Мифы таят историю. Наталья Гусева.Русский Север – прародина индославов.

Наталья Гусева.   Русский Север – прародина индославов



Мифы таят историю



загрузка...

Но в Евангелие от Иоанна
Сказано, что слово – это Бог.
Н. Гумилев



Кто может ответить на вопрос – где и когда зарождались мифы? Что могло явиться причиной зарождения того или другого из них? И что хотели выразить люди, создававшие первые мифы? Если бы мы, очевидцы стремительного процесса техногенного развития, смогли бы обратить свою память в глубины десятков тысячелетий, то, возможно, вспомнили бы, словно во сне, давние реакции и отклики наших предков, наших прапредков на мощное воздействие окружающей их природной среды.
Наиболее древними памятниками религиозной литературы признаются два сборника гимнов и молитв индоиранцев – Ригведа и Авеста. Истоки большей части этих текстов пока не поддаются точной датировке. Некоторые ученые согласны с Тилаком в том, что в них нашли свое отражение даже не столь глубокие условия и факты, как реалии последнего периода межледниковья, а затем и сменившего его последнего оледенения.

Сохранённые данные:
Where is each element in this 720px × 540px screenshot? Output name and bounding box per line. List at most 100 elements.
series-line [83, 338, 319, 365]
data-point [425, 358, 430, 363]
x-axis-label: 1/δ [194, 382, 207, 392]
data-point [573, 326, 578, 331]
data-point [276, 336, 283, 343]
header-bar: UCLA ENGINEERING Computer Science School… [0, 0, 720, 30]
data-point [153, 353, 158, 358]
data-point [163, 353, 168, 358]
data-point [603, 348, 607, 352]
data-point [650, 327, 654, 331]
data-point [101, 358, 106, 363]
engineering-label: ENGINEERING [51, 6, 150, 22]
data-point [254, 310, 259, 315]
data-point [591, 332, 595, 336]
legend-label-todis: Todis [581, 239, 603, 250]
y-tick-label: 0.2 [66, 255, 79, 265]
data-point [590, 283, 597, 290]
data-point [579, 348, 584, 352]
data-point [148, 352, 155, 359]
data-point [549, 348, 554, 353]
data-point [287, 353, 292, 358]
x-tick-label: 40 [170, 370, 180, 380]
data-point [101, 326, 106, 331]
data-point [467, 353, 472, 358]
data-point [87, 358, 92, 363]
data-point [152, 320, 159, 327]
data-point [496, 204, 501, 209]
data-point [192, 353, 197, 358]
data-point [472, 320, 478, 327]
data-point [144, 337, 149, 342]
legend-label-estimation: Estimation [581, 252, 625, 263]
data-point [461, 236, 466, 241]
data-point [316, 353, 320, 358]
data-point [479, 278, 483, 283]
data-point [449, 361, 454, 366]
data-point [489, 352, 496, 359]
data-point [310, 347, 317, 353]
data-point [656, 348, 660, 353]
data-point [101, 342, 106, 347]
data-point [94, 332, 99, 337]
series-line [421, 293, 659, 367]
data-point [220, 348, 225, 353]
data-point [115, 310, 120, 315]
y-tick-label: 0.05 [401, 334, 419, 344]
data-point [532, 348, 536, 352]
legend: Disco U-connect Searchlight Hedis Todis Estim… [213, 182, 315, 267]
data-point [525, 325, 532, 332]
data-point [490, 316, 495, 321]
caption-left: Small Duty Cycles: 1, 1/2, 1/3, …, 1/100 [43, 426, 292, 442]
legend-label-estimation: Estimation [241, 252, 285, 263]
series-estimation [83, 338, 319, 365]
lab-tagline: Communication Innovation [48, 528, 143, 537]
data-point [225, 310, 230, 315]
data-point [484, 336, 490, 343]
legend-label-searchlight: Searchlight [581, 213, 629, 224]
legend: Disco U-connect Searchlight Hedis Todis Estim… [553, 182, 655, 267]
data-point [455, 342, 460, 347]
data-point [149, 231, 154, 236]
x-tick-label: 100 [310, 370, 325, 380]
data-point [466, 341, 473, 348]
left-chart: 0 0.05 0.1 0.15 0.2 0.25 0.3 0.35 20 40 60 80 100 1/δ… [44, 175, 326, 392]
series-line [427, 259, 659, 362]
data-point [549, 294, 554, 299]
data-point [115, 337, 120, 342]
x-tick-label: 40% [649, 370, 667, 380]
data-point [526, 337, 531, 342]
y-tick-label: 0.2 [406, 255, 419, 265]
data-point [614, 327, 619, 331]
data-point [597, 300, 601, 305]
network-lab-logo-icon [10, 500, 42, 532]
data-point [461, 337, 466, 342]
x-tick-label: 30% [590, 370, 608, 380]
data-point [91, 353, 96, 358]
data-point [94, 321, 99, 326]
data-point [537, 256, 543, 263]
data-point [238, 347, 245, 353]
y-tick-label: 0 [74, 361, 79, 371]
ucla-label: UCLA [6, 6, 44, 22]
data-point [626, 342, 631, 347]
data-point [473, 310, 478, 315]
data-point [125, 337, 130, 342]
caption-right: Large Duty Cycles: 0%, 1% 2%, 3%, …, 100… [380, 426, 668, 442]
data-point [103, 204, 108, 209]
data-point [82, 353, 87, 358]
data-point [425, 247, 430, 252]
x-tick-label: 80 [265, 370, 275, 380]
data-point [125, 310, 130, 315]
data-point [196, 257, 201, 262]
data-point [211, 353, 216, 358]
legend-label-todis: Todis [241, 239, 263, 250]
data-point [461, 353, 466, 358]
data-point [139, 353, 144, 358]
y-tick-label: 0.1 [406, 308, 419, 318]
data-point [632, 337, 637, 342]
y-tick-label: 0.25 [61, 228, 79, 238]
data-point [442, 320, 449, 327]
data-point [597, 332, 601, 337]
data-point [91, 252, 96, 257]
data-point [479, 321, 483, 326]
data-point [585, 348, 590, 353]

Короткая задача 1:
Замените в тексте о мифах «очевидцы» на «свидетели» и приведите фрагмент между «загрузка...» и «их природной среды.» включительно.
Короткая задача 2:
Какие два сборника гимнов и молитв индоиранцев текст о мифах называет наиболее древними памятниками религиозной литературы?
Короткая задача 3:
Напишите продолжение текста о мифах, начиная сразу после его последнего предложения.

Ответ к задаче 1:
загрузка...

Но в Евангелие от Иоанна
Сказано, что слово – это Бог.
Н. Гумилев



Кто может ответить на вопрос – где и когда зарождались мифы? Что могло явиться причиной зарождения того или другого из них? И что хотели выразить люди, создававшие первые мифы? Если бы мы, свидетели стремительного процесса техногенного развития, смогли бы обратить свою память в глубины десятков тысячелетий, то, возможно, вспомнили бы, словно во сне, давние реакции и отклики наших предков, наших прапредков на мощное воздействие окружающей их природной среды.

Ответ к задаче 2:
Ригведа и Авеста.

Ответ к задаче 3:
Ригведа, первая и главнейшая из Вед, не может восприниматься как отражение в гимнах единовременного цикла впечатлений, диктуемых или подсказываемых человеку окружающей его природной средой. Ознакомление с ее гимнами показывает, что они содержат описания явлений, с которыми человек знакомился в разные периоды своего исторического развития и прежде всего на это указывают, например, гимны, посвященные богу огня по имени Агни и богу Индре, которому приписывается ряд важнейших функций и в том числе борьба с мраком. Освоение огня, умение использовать эту стихию, умение остерегаться от ее проявлений в природе было, несомненно, тем достижением первобытного человека, которое следует считать порогом цивилизации, а поэтому можно прийти к выводу, что изначальные гимны Ригведы – а она и открывается гимном богу Агни – являются самыми древними. Они указывают на весьма существенный момент – на начало осознания того, что, во-первых, человек начал персонифицировать природные явления, придавая им облик богов как человекообразных существ, и, во-вторых, стал осваиваться с мыслью о возможности повлиять так или иначе на проявления воли этих богов.


Скифы и соседние племена с VII по II вв. до н.э. (Б.Н. Граков. Скифия, М., 1971)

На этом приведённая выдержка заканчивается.